Dataset rows.
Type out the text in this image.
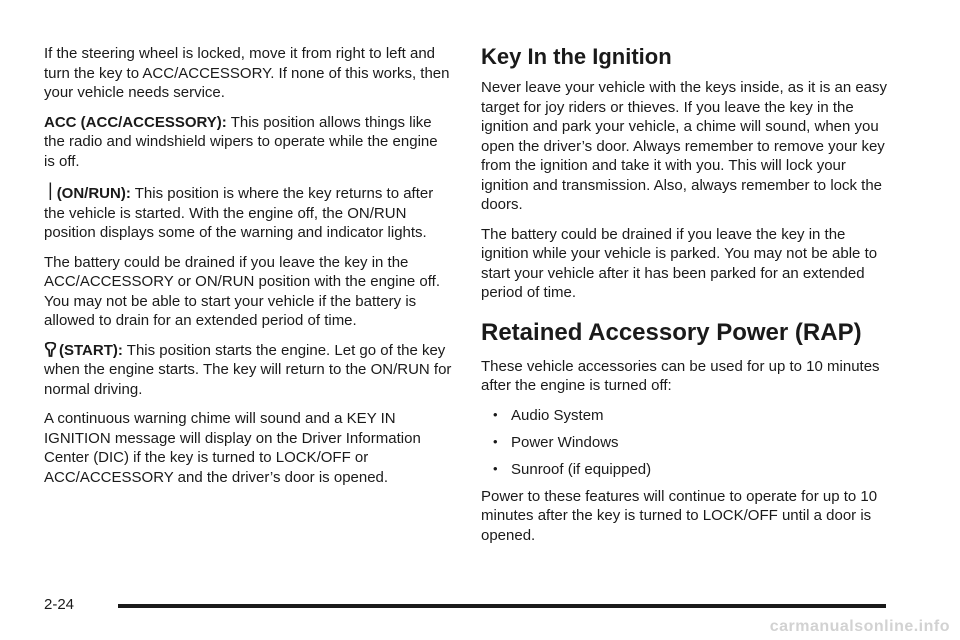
If the steering wheel is locked, move it from right to left and turn the key to ACC/ACCESSORY. If none of this works, then your vehicle needs service.

ACC (ACC/ACCESSORY): This position allows things like the radio and windshield wipers to operate while the engine is off.

| (ON/RUN): This position is where the key returns to after the vehicle is started. With the engine off, the ON/RUN position displays some of the warning and indicator lights.

The battery could be drained if you leave the key in the ACC/ACCESSORY or ON/RUN position with the engine off. You may not be able to start your vehicle if the battery is allowed to drain for an extended period of time.

(START): This position starts the engine. Let go of the key when the engine starts. The key will return to the ON/RUN for normal driving.

A continuous warning chime will sound and a KEY IN IGNITION message will display on the Driver Information Center (DIC) if the key is turned to LOCK/OFF or ACC/ACCESSORY and the driver’s door is opened.

Key In the Ignition

Never leave your vehicle with the keys inside, as it is an easy target for joy riders or thieves. If you leave the key in the ignition and park your vehicle, a chime will sound, when you open the driver’s door. Always remember to remove your key from the ignition and take it with you. This will lock your ignition and transmission. Also, always remember to lock the doors.

The battery could be drained if you leave the key in the ignition while your vehicle is parked. You may not be able to start your vehicle after it has been parked for an extended period of time.

Retained Accessory Power (RAP)

These vehicle accessories can be used for up to 10 minutes after the engine is turned off:

• Audio System
• Power Windows
• Sunroof (if equipped)

Power to these features will continue to operate for up to 10 minutes after the key is turned to LOCK/OFF until a door is opened.

2-24
carmanualsonline.info
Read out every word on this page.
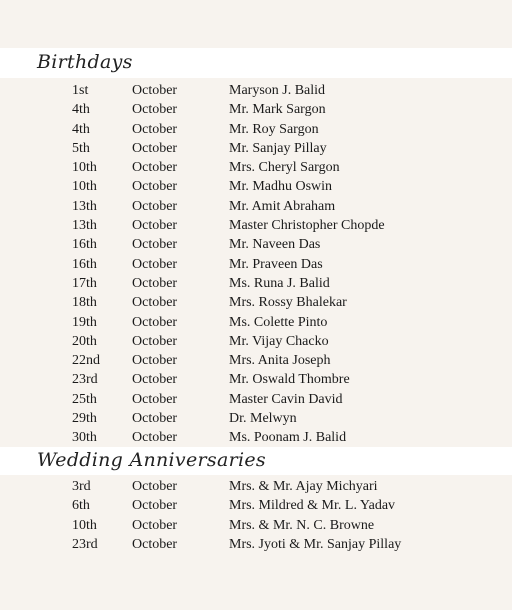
Birthdays
1st	October	Maryson J. Balid
4th	October	Mr. Mark Sargon
4th	October	Mr. Roy Sargon
5th	October	Mr. Sanjay Pillay
10th	October	Mrs. Cheryl Sargon
10th	October	Mr. Madhu Oswin
13th	October	Mr. Amit Abraham
13th	October	Master Christopher Chopde
16th	October	Mr. Naveen Das
16th	October	Mr. Praveen Das
17th	October	Ms. Runa J. Balid
18th	October	Mrs. Rossy Bhalekar
19th	October	Ms. Colette Pinto
20th	October	Mr. Vijay Chacko
22nd October	Mrs. Anita Joseph
23rd October	Mr. Oswald Thombre
25th	October	Master Cavin David
29th	October	Dr. Melwyn
30th	October	Ms. Poonam J. Balid
Wedding Anniversaries
3rd	October	Mrs. & Mr. Ajay Michyari
6th	October	Mrs. Mildred & Mr. L. Yadav
10th	October	Mrs. & Mr. N. C. Browne
23rd October	Mrs. Jyoti & Mr. Sanjay Pillay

Task to complete. Every line from the one containing "Read out every word on this page." through the end of the entries above, both included, should be extracted exactly, with pictures left out.

Reply to the exercise.
Read out every word on this page.
Birthdays
1st	October	Maryson J. Balid
4th	October	Mr. Mark Sargon
4th	October	Mr. Roy Sargon
5th	October	Mr. Sanjay Pillay
10th	October	Mrs. Cheryl Sargon
10th	October	Mr. Madhu Oswin
13th	October	Mr. Amit Abraham
13th	October	Master Christopher Chopde
16th	October	Mr. Naveen Das
16th	October	Mr. Praveen Das
17th	October	Ms. Runa J. Balid
18th	October	Mrs. Rossy Bhalekar
19th	October	Ms. Colette Pinto
20th	October	Mr. Vijay Chacko
22nd October	Mrs. Anita Joseph
23rd October	Mr. Oswald Thombre
25th	October	Master Cavin David
29th	October	Dr. Melwyn
30th	October	Ms. Poonam J. Balid
Wedding Anniversaries
3rd	October	Mrs. & Mr. Ajay Michyari
6th	October	Mrs. Mildred & Mr. L. Yadav
10th	October	Mrs. & Mr. N. C. Browne
23rd October	Mrs. Jyoti & Mr. Sanjay Pillay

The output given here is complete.